> [Challenge] Copy out all of the data exactly as it appears.

> [Material provided]

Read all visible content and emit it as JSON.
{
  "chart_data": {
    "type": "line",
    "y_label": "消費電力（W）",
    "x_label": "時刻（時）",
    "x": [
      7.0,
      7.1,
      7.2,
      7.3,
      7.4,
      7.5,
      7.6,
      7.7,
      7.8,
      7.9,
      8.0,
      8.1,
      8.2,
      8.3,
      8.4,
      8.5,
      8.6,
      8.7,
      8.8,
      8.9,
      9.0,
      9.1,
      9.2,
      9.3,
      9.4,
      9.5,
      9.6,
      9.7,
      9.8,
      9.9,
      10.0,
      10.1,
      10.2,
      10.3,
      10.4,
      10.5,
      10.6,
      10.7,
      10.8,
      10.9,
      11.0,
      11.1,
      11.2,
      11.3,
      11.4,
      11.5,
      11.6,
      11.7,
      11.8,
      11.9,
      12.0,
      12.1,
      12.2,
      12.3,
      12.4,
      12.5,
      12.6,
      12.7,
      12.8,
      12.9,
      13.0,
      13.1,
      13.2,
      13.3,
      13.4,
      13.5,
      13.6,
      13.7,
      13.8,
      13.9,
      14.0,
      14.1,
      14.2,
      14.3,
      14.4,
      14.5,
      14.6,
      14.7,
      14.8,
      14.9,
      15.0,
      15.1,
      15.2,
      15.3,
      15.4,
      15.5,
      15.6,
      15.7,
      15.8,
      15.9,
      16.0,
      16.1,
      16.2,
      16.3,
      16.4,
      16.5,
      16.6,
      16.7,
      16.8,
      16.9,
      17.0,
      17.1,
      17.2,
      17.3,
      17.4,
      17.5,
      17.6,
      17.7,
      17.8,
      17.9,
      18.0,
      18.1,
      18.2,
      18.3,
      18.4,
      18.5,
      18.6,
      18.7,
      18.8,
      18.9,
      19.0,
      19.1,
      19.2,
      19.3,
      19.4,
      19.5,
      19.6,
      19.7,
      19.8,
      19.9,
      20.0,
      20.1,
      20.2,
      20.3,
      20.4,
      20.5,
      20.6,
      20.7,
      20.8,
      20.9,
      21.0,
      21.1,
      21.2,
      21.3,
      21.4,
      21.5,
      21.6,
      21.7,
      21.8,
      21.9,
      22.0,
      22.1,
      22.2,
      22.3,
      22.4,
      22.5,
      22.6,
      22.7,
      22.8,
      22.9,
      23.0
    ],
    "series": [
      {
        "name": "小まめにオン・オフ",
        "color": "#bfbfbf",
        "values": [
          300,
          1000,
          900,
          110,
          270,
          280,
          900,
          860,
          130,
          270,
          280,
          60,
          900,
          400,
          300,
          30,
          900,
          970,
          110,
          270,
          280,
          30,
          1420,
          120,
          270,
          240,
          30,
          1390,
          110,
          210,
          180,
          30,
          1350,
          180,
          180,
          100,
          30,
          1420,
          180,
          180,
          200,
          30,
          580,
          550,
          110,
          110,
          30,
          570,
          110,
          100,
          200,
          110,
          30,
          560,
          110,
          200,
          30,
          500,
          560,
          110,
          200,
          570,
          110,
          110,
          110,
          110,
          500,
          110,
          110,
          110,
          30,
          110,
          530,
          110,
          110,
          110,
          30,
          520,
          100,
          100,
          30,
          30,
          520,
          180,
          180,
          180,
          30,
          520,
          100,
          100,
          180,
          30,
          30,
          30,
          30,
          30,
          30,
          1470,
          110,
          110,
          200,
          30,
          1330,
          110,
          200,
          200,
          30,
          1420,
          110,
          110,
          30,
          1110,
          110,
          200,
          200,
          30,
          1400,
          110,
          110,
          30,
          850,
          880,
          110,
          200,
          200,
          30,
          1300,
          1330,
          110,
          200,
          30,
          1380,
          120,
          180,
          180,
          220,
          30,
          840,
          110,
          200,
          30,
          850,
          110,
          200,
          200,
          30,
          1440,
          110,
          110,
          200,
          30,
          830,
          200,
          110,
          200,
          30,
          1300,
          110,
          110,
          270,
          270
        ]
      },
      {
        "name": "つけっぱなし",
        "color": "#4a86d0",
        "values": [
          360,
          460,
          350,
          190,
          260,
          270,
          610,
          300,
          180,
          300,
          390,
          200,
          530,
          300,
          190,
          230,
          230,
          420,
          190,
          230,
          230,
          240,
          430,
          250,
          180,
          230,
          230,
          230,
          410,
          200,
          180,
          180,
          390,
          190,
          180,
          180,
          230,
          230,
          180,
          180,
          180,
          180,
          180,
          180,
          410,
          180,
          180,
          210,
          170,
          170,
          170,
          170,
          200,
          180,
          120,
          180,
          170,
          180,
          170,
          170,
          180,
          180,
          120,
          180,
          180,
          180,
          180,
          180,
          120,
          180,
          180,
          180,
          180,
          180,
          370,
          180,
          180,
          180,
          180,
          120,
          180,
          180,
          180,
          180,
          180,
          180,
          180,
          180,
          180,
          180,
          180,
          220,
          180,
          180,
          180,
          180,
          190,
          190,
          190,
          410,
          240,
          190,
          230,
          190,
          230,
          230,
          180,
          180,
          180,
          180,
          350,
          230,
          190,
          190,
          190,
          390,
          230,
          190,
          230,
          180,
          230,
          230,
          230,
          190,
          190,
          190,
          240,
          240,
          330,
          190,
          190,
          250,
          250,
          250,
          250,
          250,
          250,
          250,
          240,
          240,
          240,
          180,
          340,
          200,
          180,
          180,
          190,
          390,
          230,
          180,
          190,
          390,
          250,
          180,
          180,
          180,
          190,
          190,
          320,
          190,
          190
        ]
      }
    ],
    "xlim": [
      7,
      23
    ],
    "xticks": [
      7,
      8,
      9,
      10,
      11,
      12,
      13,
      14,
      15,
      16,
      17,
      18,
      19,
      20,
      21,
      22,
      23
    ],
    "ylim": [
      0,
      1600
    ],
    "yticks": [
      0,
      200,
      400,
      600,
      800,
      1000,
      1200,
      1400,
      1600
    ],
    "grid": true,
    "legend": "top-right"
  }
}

> [Full answer]
Read all visible content and emit it as JSON.
{
  "chart_data": {
    "type": "line",
    "y_label": "消費電力（W）",
    "x_label": "時刻（時）",
    "x": [
      7.0,
      7.1,
      7.2,
      7.3,
      7.4,
      7.5,
      7.6,
      7.7,
      7.8,
      7.9,
      8.0,
      8.1,
      8.2,
      8.3,
      8.4,
      8.5,
      8.6,
      8.7,
      8.8,
      8.9,
      9.0,
      9.1,
      9.2,
      9.3,
      9.4,
      9.5,
      9.6,
      9.7,
      9.8,
      9.9,
      10.0,
      10.1,
      10.2,
      10.3,
      10.4,
      10.5,
      10.6,
      10.7,
      10.8,
      10.9,
      11.0,
      11.1,
      11.2,
      11.3,
      11.4,
      11.5,
      11.6,
      11.7,
      11.8,
      11.9,
      12.0,
      12.1,
      12.2,
      12.3,
      12.4,
      12.5,
      12.6,
      12.7,
      12.8,
      12.9,
      13.0,
      13.1,
      13.2,
      13.3,
      13.4,
      13.5,
      13.6,
      13.7,
      13.8,
      13.9,
      14.0,
      14.1,
      14.2,
      14.3,
      14.4,
      14.5,
      14.6,
      14.7,
      14.8,
      14.9,
      15.0,
      15.1,
      15.2,
      15.3,
      15.4,
      15.5,
      15.6,
      15.7,
      15.8,
      15.9,
      16.0,
      16.1,
      16.2,
      16.3,
      16.4,
      16.5,
      16.6,
      16.7,
      16.8,
      16.9,
      17.0,
      17.1,
      17.2,
      17.3,
      17.4,
      17.5,
      17.6,
      17.7,
      17.8,
      17.9,
      18.0,
      18.1,
      18.2,
      18.3,
      18.4,
      18.5,
      18.6,
      18.7,
      18.8,
      18.9,
      19.0,
      19.1,
      19.2,
      19.3,
      19.4,
      19.5,
      19.6,
      19.7,
      19.8,
      19.9,
      20.0,
      20.1,
      20.2,
      20.3,
      20.4,
      20.5,
      20.6,
      20.7,
      20.8,
      20.9,
      21.0,
      21.1,
      21.2,
      21.3,
      21.4,
      21.5,
      21.6,
      21.7,
      21.8,
      21.9,
      22.0,
      22.1,
      22.2,
      22.3,
      22.4,
      22.5,
      22.6,
      22.7,
      22.8,
      22.9,
      23.0
    ],
    "series": [
      {
        "name": "小まめにオン・オフ",
        "color": "#bfbfbf",
        "values": [
          300,
          1000,
          900,
          110,
          270,
          280,
          900,
          860,
          130,
          270,
          280,
          60,
          900,
          400,
          300,
          30,
          900,
          970,
          110,
          270,
          280,
          30,
          1420,
          120,
          270,
          240,
          30,
          1390,
          110,
          210,
          180,
          30,
          1350,
          180,
          180,
          100,
          30,
          1420,
          180,
          180,
          200,
          30,
          580,
          550,
          110,
          110,
          30,
          570,
          110,
          100,
          200,
          110,
          30,
          560,
          110,
          200,
          30,
          500,
          560,
          110,
          200,
          570,
          110,
          110,
          110,
          110,
          500,
          110,
          110,
          110,
          30,
          110,
          530,
          110,
          110,
          110,
          30,
          520,
          100,
          100,
          30,
          30,
          520,
          180,
          180,
          180,
          30,
          520,
          100,
          100,
          180,
          30,
          30,
          30,
          30,
          30,
          30,
          1470,
          110,
          110,
          200,
          30,
          1330,
          110,
          200,
          200,
          30,
          1420,
          110,
          110,
          30,
          1110,
          110,
          200,
          200,
          30,
          1400,
          110,
          110,
          30,
          850,
          880,
          110,
          200,
          200,
          30,
          1300,
          1330,
          110,
          200,
          30,
          1380,
          120,
          180,
          180,
          220,
          30,
          840,
          110,
          200,
          30,
          850,
          110,
          200,
          200,
          30,
          1440,
          110,
          110,
          200,
          30,
          830,
          200,
          110,
          200,
          30,
          1300,
          110,
          110,
          270,
          270
        ]
      },
      {
        "name": "つけっぱなし",
        "color": "#4a86d0",
        "values": [
          360,
          460,
          350,
          190,
          260,
          270,
          610,
          300,
          180,
          300,
          390,
          200,
          530,
          300,
          190,
          230,
          230,
          420,
          190,
          230,
          230,
          240,
          430,
          250,
          180,
          230,
          230,
          230,
          410,
          200,
          180,
          180,
          390,
          190,
          180,
          180,
          230,
          230,
          180,
          180,
          180,
          180,
          180,
          180,
          410,
          180,
          180,
          210,
          170,
          170,
          170,
          170,
          200,
          180,
          120,
          180,
          170,
          180,
          170,
          170,
          180,
          180,
          120,
          180,
          180,
          180,
          180,
          180,
          120,
          180,
          180,
          180,
          180,
          180,
          370,
          180,
          180,
          180,
          180,
          120,
          180,
          180,
          180,
          180,
          180,
          180,
          180,
          180,
          180,
          180,
          180,
          220,
          180,
          180,
          180,
          180,
          190,
          190,
          190,
          410,
          240,
          190,
          230,
          190,
          230,
          230,
          180,
          180,
          180,
          180,
          350,
          230,
          190,
          190,
          190,
          390,
          230,
          190,
          230,
          180,
          230,
          230,
          230,
          190,
          190,
          190,
          240,
          240,
          330,
          190,
          190,
          250,
          250,
          250,
          250,
          250,
          250,
          250,
          240,
          240,
          240,
          180,
          340,
          200,
          180,
          180,
          190,
          390,
          230,
          180,
          190,
          390,
          250,
          180,
          180,
          180,
          190,
          190,
          320,
          190,
          190
        ]
      }
    ],
    "xlim": [
      7,
      23
    ],
    "xticks": [
      7,
      8,
      9,
      10,
      11,
      12,
      13,
      14,
      15,
      16,
      17,
      18,
      19,
      20,
      21,
      22,
      23
    ],
    "ylim": [
      0,
      1600
    ],
    "yticks": [
      0,
      200,
      400,
      600,
      800,
      1000,
      1200,
      1400,
      1600
    ],
    "grid": true,
    "legend": "top-right"
  }
}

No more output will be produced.